Records from a dataset
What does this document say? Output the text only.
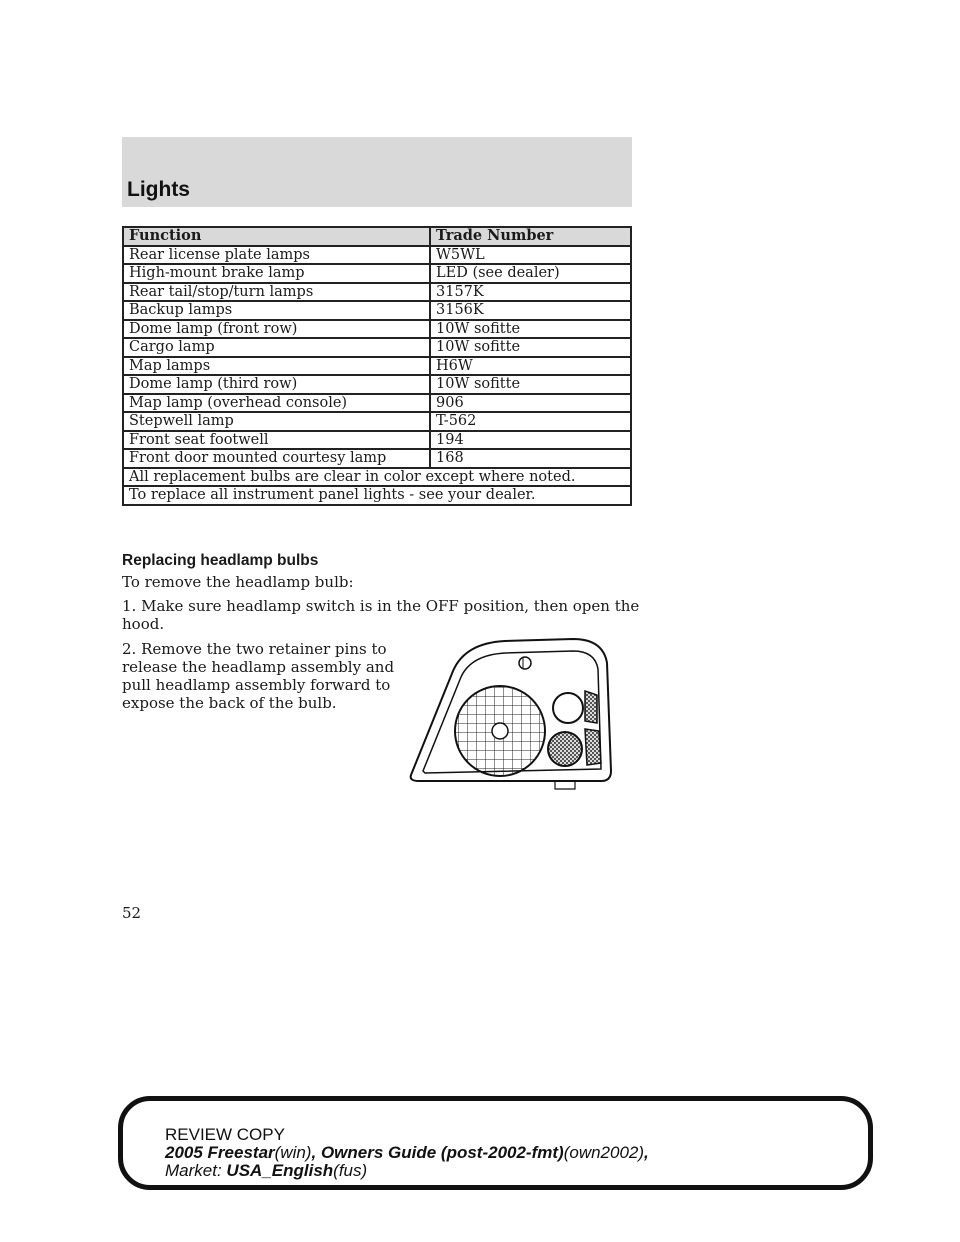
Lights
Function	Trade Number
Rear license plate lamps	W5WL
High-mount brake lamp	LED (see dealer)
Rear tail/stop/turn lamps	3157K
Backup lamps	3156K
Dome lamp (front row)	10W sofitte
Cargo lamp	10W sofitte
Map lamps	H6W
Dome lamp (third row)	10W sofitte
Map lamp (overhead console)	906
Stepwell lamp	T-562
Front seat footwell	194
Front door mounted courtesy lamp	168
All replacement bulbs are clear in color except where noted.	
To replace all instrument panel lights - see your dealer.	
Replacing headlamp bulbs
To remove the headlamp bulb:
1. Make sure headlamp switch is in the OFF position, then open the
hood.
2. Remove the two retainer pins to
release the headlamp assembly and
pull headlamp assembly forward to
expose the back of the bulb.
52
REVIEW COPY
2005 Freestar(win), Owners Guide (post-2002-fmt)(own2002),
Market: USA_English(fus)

---

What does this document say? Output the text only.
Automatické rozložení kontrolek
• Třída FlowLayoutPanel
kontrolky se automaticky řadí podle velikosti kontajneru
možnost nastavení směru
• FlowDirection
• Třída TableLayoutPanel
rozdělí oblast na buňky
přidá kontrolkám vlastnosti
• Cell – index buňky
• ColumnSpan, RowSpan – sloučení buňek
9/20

Short task
Report only the number of lines in the records that include the word "dealer".

Output
2